- Given entries
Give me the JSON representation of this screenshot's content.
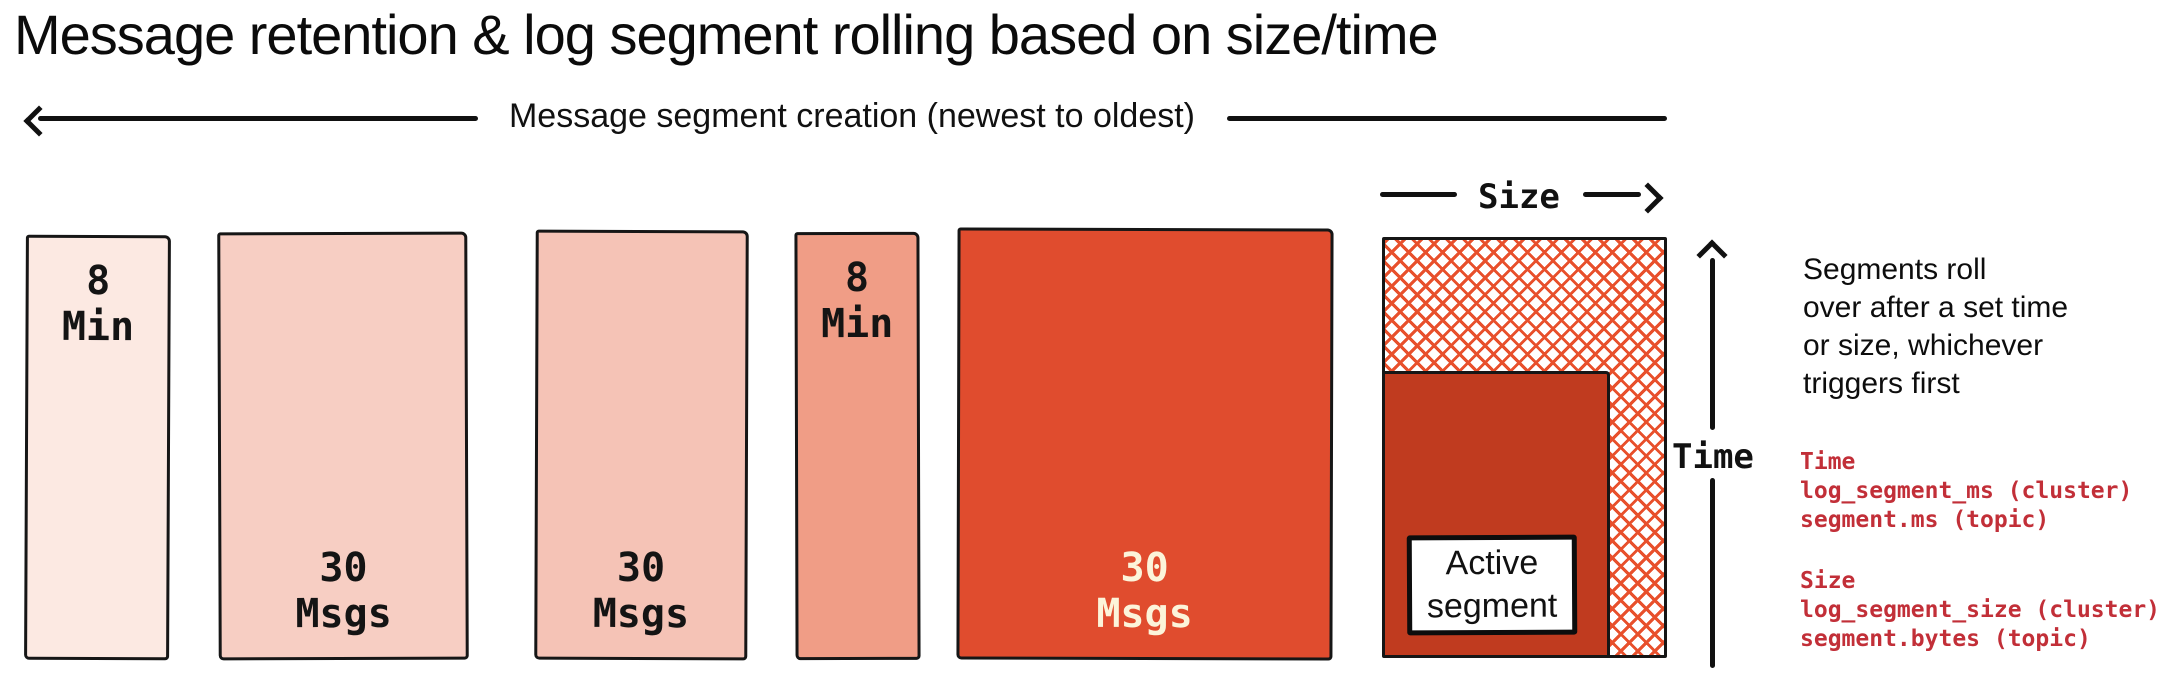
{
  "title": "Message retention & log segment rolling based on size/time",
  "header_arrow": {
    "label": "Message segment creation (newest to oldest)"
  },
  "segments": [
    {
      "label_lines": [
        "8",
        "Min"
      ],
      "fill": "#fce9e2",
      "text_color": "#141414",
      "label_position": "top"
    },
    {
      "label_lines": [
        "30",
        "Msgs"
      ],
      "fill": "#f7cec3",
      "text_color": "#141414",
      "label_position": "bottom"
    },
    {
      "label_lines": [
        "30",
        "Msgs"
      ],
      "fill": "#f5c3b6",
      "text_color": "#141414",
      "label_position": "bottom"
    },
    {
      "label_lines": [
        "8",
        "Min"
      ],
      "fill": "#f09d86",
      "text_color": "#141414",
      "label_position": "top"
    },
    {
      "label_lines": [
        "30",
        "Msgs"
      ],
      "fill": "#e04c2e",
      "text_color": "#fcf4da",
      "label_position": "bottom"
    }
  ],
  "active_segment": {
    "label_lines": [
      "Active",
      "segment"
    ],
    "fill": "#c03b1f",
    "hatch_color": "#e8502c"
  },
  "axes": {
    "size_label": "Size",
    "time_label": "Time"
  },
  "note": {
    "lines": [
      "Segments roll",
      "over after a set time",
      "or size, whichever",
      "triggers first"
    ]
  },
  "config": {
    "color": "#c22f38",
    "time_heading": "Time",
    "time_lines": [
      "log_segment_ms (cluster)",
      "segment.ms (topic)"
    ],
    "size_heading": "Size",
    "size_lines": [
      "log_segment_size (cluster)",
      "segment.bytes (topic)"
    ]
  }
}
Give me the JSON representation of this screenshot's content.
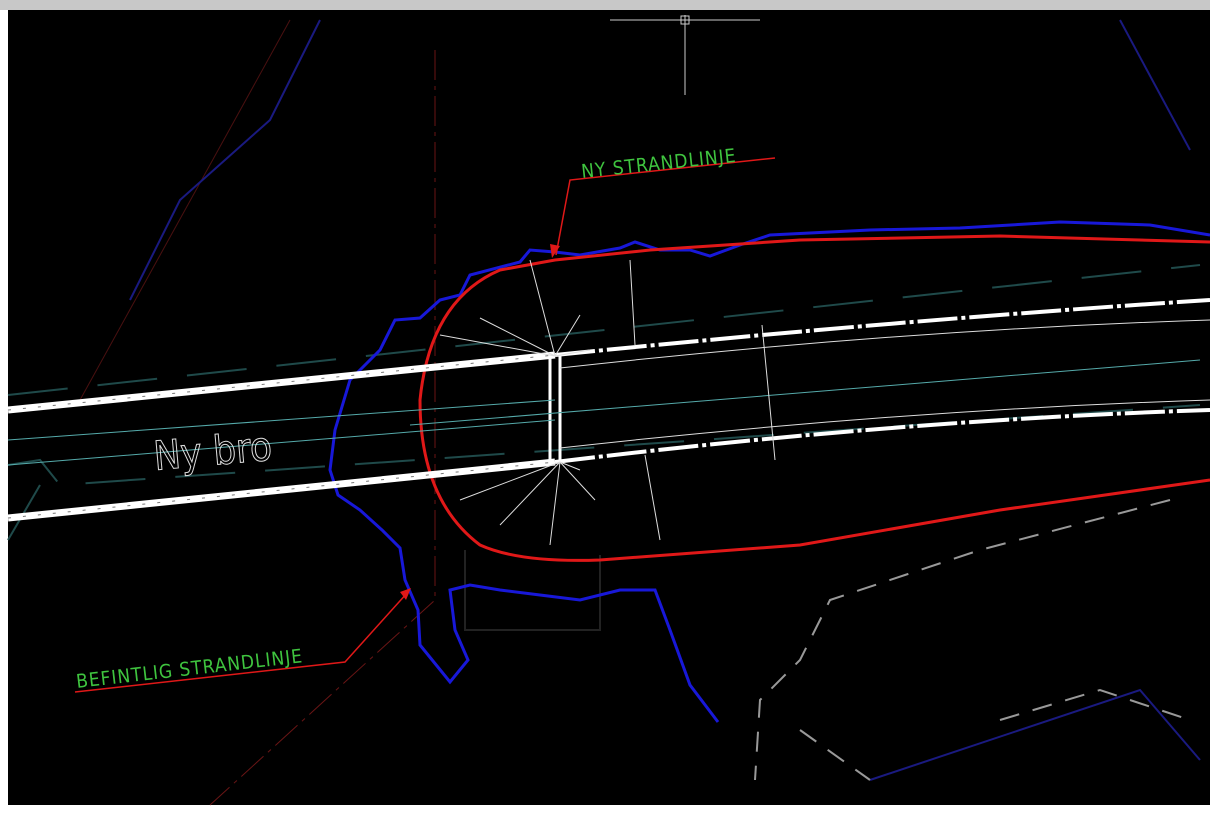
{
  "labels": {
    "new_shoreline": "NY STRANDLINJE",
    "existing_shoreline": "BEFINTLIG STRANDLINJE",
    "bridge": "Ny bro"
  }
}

- Exercise aim
From start to finish, output the listing exactly, but omit its pictures.

- Answer to the exercise
Give me the JSON representation of this screenshot's content.
{
  "title": "Message retention & log segment rolling based on size/time",
  "header_arrow": {
    "label": "Message segment creation (newest to oldest)"
  },
  "segments": [
    {
      "label_lines": [
        "8",
        "Min"
      ],
      "fill": "#fce9e2",
      "text_color": "#141414",
      "label_position": "top"
    },
    {
      "label_lines": [
        "30",
        "Msgs"
      ],
      "fill": "#f7cec3",
      "text_color": "#141414",
      "label_position": "bottom"
    },
    {
      "label_lines": [
        "30",
        "Msgs"
      ],
      "fill": "#f5c3b6",
      "text_color": "#141414",
      "label_position": "bottom"
    },
    {
      "label_lines": [
        "8",
        "Min"
      ],
      "fill": "#f09d86",
      "text_color": "#141414",
      "label_position": "top"
    },
    {
      "label_lines": [
        "30",
        "Msgs"
      ],
      "fill": "#e04c2e",
      "text_color": "#fcf4da",
      "label_position": "bottom"
    }
  ],
  "active_segment": {
    "label_lines": [
      "Active",
      "segment"
    ],
    "fill": "#c03b1f",
    "hatch_color": "#e8502c"
  },
  "axes": {
    "size_label": "Size",
    "time_label": "Time"
  },
  "note": {
    "lines": [
      "Segments roll",
      "over after a set time",
      "or size, whichever",
      "triggers first"
    ]
  },
  "config": {
    "color": "#c22f38",
    "time_heading": "Time",
    "time_lines": [
      "log_segment_ms (cluster)",
      "segment.ms (topic)"
    ],
    "size_heading": "Size",
    "size_lines": [
      "log_segment_size (cluster)",
      "segment.bytes (topic)"
    ]
  }
}
Give me the JSON representation of this screenshot's content.
{
  "labels": {
    "new_shoreline": "NY STRANDLINJE",
    "existing_shoreline": "BEFINTLIG STRANDLINJE",
    "bridge": "Ny bro"
  }
}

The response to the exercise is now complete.